**Explore the material**
a - In the article about local honorees, what reason does Gerald Perren give for Randy Morgan's success as a teacher? Answer in one to three sentences.
b - According to the article about local honorees, for how many years in total was Randy Morgan an assistant or head coach of the EHS football team?
c - Reproduce the passage of the article about local honorees between "Morgan was also" and "at many events.", inclusive.

**Document section**

__________________________________________________

Hutchison owned and operated a book store in Joseph for a number of years, and would close in order to be a volunteer reader at Joseph Elementary school. "Tom has a keen literary mind, and is extremely well-read," Ambroson said.

Huchison is also a big supporters of the visual arts, serving on the Wallowa Valley Arts Council board of directors, serving as the council's liaison in the construction of its Web page and donating time to its events.

Educational Leader Randy Morgan has taught at Enterprise High School for more than 30 years, excelling throughout his career. His bands and choirs have won many awards through the years. "I believe one of the reasons for his success is his continual efforts to treat his students as adults and to expect them to behave as such," said presenter of the award, Gerald Perren. "Another reflection of his outstanding teaching ability is the fact some of his students are pursuing a career in music and credit him with inspiring their decisions."

Morgan was also assistant coach and then head coach of the EHS football team for a total of 15 years, and has supported other school sports, officiating at many events.

Morgan is also active in the community, serving twice as Enterprise Elks exalted ruler and working tirelessly for that organization. He is currently deputy for the Grand Lodge throughout this district.

__________________________________________________

**Material provided**
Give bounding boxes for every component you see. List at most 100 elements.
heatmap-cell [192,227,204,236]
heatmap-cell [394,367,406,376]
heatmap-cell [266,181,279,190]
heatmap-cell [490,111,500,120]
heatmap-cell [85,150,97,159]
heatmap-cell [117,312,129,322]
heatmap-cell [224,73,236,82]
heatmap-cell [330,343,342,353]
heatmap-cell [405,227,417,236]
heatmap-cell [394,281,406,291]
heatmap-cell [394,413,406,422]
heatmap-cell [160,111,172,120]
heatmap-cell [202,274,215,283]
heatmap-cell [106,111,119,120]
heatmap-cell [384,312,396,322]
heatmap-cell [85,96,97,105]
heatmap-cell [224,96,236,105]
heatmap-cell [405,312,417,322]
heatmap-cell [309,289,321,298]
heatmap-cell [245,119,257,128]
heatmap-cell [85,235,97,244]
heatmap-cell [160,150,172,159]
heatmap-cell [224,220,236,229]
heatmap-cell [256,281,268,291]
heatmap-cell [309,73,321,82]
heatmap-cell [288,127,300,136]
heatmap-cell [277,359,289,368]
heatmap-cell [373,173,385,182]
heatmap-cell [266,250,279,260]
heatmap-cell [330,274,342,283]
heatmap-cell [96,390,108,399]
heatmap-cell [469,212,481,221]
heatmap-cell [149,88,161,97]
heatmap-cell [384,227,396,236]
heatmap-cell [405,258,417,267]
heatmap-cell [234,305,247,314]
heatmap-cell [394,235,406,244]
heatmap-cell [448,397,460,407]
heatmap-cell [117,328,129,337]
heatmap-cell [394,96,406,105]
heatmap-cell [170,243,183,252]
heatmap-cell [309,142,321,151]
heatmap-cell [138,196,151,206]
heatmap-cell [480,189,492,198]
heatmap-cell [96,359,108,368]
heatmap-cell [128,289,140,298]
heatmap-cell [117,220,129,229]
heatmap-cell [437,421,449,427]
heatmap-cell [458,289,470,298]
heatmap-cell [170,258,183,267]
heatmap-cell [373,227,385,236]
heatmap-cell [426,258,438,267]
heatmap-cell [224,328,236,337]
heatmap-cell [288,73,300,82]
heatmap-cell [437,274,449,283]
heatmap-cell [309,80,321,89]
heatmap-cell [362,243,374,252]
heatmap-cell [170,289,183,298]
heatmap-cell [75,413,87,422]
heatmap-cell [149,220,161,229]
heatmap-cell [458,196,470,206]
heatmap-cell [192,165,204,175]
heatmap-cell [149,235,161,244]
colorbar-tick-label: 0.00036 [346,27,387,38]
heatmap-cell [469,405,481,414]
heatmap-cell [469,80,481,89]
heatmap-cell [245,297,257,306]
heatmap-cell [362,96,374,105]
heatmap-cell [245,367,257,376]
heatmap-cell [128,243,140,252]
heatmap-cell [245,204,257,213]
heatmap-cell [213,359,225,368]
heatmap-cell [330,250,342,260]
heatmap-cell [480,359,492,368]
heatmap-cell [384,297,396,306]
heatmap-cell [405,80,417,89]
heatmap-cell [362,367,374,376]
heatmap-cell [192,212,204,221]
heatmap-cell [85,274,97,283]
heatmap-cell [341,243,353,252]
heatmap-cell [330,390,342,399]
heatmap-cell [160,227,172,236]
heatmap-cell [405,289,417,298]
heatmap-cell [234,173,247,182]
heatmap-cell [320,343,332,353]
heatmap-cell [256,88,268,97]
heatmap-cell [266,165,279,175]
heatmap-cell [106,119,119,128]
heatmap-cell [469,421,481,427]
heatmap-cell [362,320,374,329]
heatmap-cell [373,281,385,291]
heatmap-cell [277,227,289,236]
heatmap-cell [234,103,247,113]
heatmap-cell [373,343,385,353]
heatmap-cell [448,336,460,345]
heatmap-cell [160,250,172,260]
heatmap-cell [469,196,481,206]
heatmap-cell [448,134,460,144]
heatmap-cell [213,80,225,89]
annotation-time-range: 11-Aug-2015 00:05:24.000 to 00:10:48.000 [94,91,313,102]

__________________________________________________

**Outputs for the tasks**
a - Gerald Perren believes that Morgan's constant effort to treat his students as adults, and to expect them to behave as adults, is one of the reasons for his success. Perren also points to students who are pursuing music careers and credit Morgan with inspiring that choice as another sign of his teaching ability.

b - He coached the team for a total of 15 years.

c -
Morgan was also assistant coach and then head coach of the EHS football team for a total of 15 years, and has supported other school sports, officiating at many events.